[Dataset entries on figures]
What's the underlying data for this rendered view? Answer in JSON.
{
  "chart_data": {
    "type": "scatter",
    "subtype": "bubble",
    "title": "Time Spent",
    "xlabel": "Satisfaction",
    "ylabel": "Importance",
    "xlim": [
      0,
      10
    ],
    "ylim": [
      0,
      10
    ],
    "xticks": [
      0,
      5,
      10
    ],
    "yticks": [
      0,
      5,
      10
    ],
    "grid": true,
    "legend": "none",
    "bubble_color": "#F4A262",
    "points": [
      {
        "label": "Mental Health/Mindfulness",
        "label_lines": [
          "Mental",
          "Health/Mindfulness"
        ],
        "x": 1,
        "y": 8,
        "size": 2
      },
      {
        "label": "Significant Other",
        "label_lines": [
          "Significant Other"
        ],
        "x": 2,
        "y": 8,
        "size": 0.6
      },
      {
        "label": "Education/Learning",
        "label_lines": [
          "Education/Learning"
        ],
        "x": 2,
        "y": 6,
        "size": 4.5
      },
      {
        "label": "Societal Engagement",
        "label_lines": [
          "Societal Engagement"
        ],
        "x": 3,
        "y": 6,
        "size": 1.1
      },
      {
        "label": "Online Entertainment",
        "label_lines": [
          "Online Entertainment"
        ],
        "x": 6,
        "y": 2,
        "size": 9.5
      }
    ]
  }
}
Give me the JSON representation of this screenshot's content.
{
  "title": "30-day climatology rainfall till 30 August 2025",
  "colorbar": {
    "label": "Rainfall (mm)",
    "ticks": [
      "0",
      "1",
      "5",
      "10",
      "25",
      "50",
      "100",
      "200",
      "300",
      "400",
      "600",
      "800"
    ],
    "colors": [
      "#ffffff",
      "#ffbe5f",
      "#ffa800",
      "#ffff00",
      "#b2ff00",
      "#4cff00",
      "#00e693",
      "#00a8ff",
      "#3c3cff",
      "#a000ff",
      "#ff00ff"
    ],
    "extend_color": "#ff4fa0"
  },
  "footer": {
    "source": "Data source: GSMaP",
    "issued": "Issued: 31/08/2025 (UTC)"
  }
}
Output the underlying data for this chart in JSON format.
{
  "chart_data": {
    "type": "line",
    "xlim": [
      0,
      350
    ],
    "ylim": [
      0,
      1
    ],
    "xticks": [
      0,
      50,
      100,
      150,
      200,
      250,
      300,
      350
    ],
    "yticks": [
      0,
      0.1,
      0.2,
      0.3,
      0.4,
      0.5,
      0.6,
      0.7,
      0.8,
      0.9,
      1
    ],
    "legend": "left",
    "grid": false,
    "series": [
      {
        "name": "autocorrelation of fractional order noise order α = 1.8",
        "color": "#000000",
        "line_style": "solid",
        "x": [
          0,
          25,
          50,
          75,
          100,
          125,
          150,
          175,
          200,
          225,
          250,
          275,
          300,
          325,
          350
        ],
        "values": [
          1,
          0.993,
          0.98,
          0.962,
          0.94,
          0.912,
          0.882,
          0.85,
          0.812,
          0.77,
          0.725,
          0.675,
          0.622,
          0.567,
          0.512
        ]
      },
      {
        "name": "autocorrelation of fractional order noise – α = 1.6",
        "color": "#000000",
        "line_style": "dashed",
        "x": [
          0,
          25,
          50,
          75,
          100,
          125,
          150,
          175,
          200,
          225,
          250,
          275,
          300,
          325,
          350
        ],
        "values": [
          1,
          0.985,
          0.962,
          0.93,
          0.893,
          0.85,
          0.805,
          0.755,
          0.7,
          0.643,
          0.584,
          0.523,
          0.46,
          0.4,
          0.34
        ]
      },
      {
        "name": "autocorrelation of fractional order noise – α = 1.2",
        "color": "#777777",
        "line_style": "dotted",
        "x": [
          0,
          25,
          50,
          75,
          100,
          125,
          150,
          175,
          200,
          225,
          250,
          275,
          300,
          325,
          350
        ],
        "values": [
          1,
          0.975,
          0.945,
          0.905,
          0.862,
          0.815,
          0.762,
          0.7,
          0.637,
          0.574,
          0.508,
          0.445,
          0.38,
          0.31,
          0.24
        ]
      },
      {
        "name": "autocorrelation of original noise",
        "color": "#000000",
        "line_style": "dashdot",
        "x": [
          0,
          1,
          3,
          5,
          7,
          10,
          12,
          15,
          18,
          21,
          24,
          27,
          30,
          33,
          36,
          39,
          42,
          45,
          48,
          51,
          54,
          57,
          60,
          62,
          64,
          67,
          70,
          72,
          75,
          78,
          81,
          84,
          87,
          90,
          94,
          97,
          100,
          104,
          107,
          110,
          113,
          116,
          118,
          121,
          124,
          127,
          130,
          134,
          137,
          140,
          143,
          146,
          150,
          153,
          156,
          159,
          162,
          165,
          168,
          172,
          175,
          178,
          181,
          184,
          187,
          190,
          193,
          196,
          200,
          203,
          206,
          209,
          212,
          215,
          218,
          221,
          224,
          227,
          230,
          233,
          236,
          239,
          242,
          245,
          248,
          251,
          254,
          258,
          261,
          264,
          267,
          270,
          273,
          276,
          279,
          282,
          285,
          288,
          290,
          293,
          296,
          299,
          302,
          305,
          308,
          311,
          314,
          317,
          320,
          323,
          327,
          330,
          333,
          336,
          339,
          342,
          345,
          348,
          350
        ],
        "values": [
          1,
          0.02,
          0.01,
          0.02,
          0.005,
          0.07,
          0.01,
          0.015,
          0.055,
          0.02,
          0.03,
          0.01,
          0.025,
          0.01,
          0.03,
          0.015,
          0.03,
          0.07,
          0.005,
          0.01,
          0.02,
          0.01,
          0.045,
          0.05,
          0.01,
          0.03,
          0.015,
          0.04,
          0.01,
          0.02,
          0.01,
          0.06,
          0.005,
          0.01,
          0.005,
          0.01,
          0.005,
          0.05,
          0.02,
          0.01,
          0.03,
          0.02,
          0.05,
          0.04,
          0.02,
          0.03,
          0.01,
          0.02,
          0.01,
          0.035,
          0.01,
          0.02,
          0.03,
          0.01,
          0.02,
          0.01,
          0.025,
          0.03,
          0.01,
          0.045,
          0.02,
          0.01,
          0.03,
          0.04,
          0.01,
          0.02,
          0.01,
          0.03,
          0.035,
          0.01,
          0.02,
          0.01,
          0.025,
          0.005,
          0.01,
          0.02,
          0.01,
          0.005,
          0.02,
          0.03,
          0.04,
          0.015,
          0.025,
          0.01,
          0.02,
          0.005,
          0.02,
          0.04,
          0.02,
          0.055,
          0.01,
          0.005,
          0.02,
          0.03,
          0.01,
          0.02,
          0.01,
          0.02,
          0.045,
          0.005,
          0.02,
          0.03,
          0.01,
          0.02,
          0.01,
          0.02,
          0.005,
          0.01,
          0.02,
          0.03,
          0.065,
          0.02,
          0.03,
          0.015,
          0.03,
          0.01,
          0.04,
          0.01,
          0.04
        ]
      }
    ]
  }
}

Problem statement: Copy all the records above precisely.

Solution to this problem:
What's the underlying data for this rendered view? Answer in JSON.
{
  "chart_data": {
    "type": "scatter",
    "subtype": "bubble",
    "title": "Time Spent",
    "xlabel": "Satisfaction",
    "ylabel": "Importance",
    "xlim": [
      0,
      10
    ],
    "ylim": [
      0,
      10
    ],
    "xticks": [
      0,
      5,
      10
    ],
    "yticks": [
      0,
      5,
      10
    ],
    "grid": true,
    "legend": "none",
    "bubble_color": "#F4A262",
    "points": [
      {
        "label": "Mental Health/Mindfulness",
        "label_lines": [
          "Mental",
          "Health/Mindfulness"
        ],
        "x": 1,
        "y": 8,
        "size": 2
      },
      {
        "label": "Significant Other",
        "label_lines": [
          "Significant Other"
        ],
        "x": 2,
        "y": 8,
        "size": 0.6
      },
      {
        "label": "Education/Learning",
        "label_lines": [
          "Education/Learning"
        ],
        "x": 2,
        "y": 6,
        "size": 4.5
      },
      {
        "label": "Societal Engagement",
        "label_lines": [
          "Societal Engagement"
        ],
        "x": 3,
        "y": 6,
        "size": 1.1
      },
      {
        "label": "Online Entertainment",
        "label_lines": [
          "Online Entertainment"
        ],
        "x": 6,
        "y": 2,
        "size": 9.5
      }
    ]
  }
}
Give me the JSON representation of this screenshot's content.
{
  "title": "30-day climatology rainfall till 30 August 2025",
  "colorbar": {
    "label": "Rainfall (mm)",
    "ticks": [
      "0",
      "1",
      "5",
      "10",
      "25",
      "50",
      "100",
      "200",
      "300",
      "400",
      "600",
      "800"
    ],
    "colors": [
      "#ffffff",
      "#ffbe5f",
      "#ffa800",
      "#ffff00",
      "#b2ff00",
      "#4cff00",
      "#00e693",
      "#00a8ff",
      "#3c3cff",
      "#a000ff",
      "#ff00ff"
    ],
    "extend_color": "#ff4fa0"
  },
  "footer": {
    "source": "Data source: GSMaP",
    "issued": "Issued: 31/08/2025 (UTC)"
  }
}
Output the underlying data for this chart in JSON format.
{
  "chart_data": {
    "type": "line",
    "xlim": [
      0,
      350
    ],
    "ylim": [
      0,
      1
    ],
    "xticks": [
      0,
      50,
      100,
      150,
      200,
      250,
      300,
      350
    ],
    "yticks": [
      0,
      0.1,
      0.2,
      0.3,
      0.4,
      0.5,
      0.6,
      0.7,
      0.8,
      0.9,
      1
    ],
    "legend": "left",
    "grid": false,
    "series": [
      {
        "name": "autocorrelation of fractional order noise order α = 1.8",
        "color": "#000000",
        "line_style": "solid",
        "x": [
          0,
          25,
          50,
          75,
          100,
          125,
          150,
          175,
          200,
          225,
          250,
          275,
          300,
          325,
          350
        ],
        "values": [
          1,
          0.993,
          0.98,
          0.962,
          0.94,
          0.912,
          0.882,
          0.85,
          0.812,
          0.77,
          0.725,
          0.675,
          0.622,
          0.567,
          0.512
        ]
      },
      {
        "name": "autocorrelation of fractional order noise – α = 1.6",
        "color": "#000000",
        "line_style": "dashed",
        "x": [
          0,
          25,
          50,
          75,
          100,
          125,
          150,
          175,
          200,
          225,
          250,
          275,
          300,
          325,
          350
        ],
        "values": [
          1,
          0.985,
          0.962,
          0.93,
          0.893,
          0.85,
          0.805,
          0.755,
          0.7,
          0.643,
          0.584,
          0.523,
          0.46,
          0.4,
          0.34
        ]
      },
      {
        "name": "autocorrelation of fractional order noise – α = 1.2",
        "color": "#777777",
        "line_style": "dotted",
        "x": [
          0,
          25,
          50,
          75,
          100,
          125,
          150,
          175,
          200,
          225,
          250,
          275,
          300,
          325,
          350
        ],
        "values": [
          1,
          0.975,
          0.945,
          0.905,
          0.862,
          0.815,
          0.762,
          0.7,
          0.637,
          0.574,
          0.508,
          0.445,
          0.38,
          0.31,
          0.24
        ]
      },
      {
        "name": "autocorrelation of original noise",
        "color": "#000000",
        "line_style": "dashdot",
        "x": [
          0,
          1,
          3,
          5,
          7,
          10,
          12,
          15,
          18,
          21,
          24,
          27,
          30,
          33,
          36,
          39,
          42,
          45,
          48,
          51,
          54,
          57,
          60,
          62,
          64,
          67,
          70,
          72,
          75,
          78,
          81,
          84,
          87,
          90,
          94,
          97,
          100,
          104,
          107,
          110,
          113,
          116,
          118,
          121,
          124,
          127,
          130,
          134,
          137,
          140,
          143,
          146,
          150,
          153,
          156,
          159,
          162,
          165,
          168,
          172,
          175,
          178,
          181,
          184,
          187,
          190,
          193,
          196,
          200,
          203,
          206,
          209,
          212,
          215,
          218,
          221,
          224,
          227,
          230,
          233,
          236,
          239,
          242,
          245,
          248,
          251,
          254,
          258,
          261,
          264,
          267,
          270,
          273,
          276,
          279,
          282,
          285,
          288,
          290,
          293,
          296,
          299,
          302,
          305,
          308,
          311,
          314,
          317,
          320,
          323,
          327,
          330,
          333,
          336,
          339,
          342,
          345,
          348,
          350
        ],
        "values": [
          1,
          0.02,
          0.01,
          0.02,
          0.005,
          0.07,
          0.01,
          0.015,
          0.055,
          0.02,
          0.03,
          0.01,
          0.025,
          0.01,
          0.03,
          0.015,
          0.03,
          0.07,
          0.005,
          0.01,
          0.02,
          0.01,
          0.045,
          0.05,
          0.01,
          0.03,
          0.015,
          0.04,
          0.01,
          0.02,
          0.01,
          0.06,
          0.005,
          0.01,
          0.005,
          0.01,
          0.005,
          0.05,
          0.02,
          0.01,
          0.03,
          0.02,
          0.05,
          0.04,
          0.02,
          0.03,
          0.01,
          0.02,
          0.01,
          0.035,
          0.01,
          0.02,
          0.03,
          0.01,
          0.02,
          0.01,
          0.025,
          0.03,
          0.01,
          0.045,
          0.02,
          0.01,
          0.03,
          0.04,
          0.01,
          0.02,
          0.01,
          0.03,
          0.035,
          0.01,
          0.02,
          0.01,
          0.025,
          0.005,
          0.01,
          0.02,
          0.01,
          0.005,
          0.02,
          0.03,
          0.04,
          0.015,
          0.025,
          0.01,
          0.02,
          0.005,
          0.02,
          0.04,
          0.02,
          0.055,
          0.01,
          0.005,
          0.02,
          0.03,
          0.01,
          0.02,
          0.01,
          0.02,
          0.045,
          0.005,
          0.02,
          0.03,
          0.01,
          0.02,
          0.01,
          0.02,
          0.005,
          0.01,
          0.02,
          0.03,
          0.065,
          0.02,
          0.03,
          0.015,
          0.03,
          0.01,
          0.04,
          0.01,
          0.04
        ]
      }
    ]
  }
}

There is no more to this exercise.